[Recorded data]
____

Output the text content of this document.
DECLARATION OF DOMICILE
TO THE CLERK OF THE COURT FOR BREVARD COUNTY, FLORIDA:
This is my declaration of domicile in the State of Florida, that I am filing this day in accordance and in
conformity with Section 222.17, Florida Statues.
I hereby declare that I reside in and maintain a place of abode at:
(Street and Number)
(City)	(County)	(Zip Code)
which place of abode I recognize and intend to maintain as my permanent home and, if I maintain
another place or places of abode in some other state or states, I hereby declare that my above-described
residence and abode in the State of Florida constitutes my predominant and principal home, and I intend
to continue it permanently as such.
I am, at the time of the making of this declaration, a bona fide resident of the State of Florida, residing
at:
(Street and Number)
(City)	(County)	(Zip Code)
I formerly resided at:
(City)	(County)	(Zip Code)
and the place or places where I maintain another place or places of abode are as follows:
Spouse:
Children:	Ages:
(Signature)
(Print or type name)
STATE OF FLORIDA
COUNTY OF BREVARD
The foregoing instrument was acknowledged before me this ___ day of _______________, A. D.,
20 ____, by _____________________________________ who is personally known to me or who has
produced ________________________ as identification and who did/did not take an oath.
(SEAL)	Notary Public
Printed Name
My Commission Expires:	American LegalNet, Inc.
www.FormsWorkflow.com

____

#### What to do
Quote all of the entries verbatim.

#### Expected answer
Output the text content of this document.
DECLARATION OF DOMICILE
TO THE CLERK OF THE COURT FOR BREVARD COUNTY, FLORIDA:
This is my declaration of domicile in the State of Florida, that I am filing this day in accordance and in
conformity with Section 222.17, Florida Statues.
I hereby declare that I reside in and maintain a place of abode at:
(Street and Number)
(City)	(County)	(Zip Code)
which place of abode I recognize and intend to maintain as my permanent home and, if I maintain
another place or places of abode in some other state or states, I hereby declare that my above-described
residence and abode in the State of Florida constitutes my predominant and principal home, and I intend
to continue it permanently as such.
I am, at the time of the making of this declaration, a bona fide resident of the State of Florida, residing
at:
(Street and Number)
(City)	(County)	(Zip Code)
I formerly resided at:
(City)	(County)	(Zip Code)
and the place or places where I maintain another place or places of abode are as follows:
Spouse:
Children:	Ages:
(Signature)
(Print or type name)
STATE OF FLORIDA
COUNTY OF BREVARD
The foregoing instrument was acknowledged before me this ___ day of _______________, A. D.,
20 ____, by _____________________________________ who is personally known to me or who has
produced ________________________ as identification and who did/did not take an oath.
(SEAL)	Notary Public
Printed Name
My Commission Expires:	American LegalNet, Inc.
www.FormsWorkflow.com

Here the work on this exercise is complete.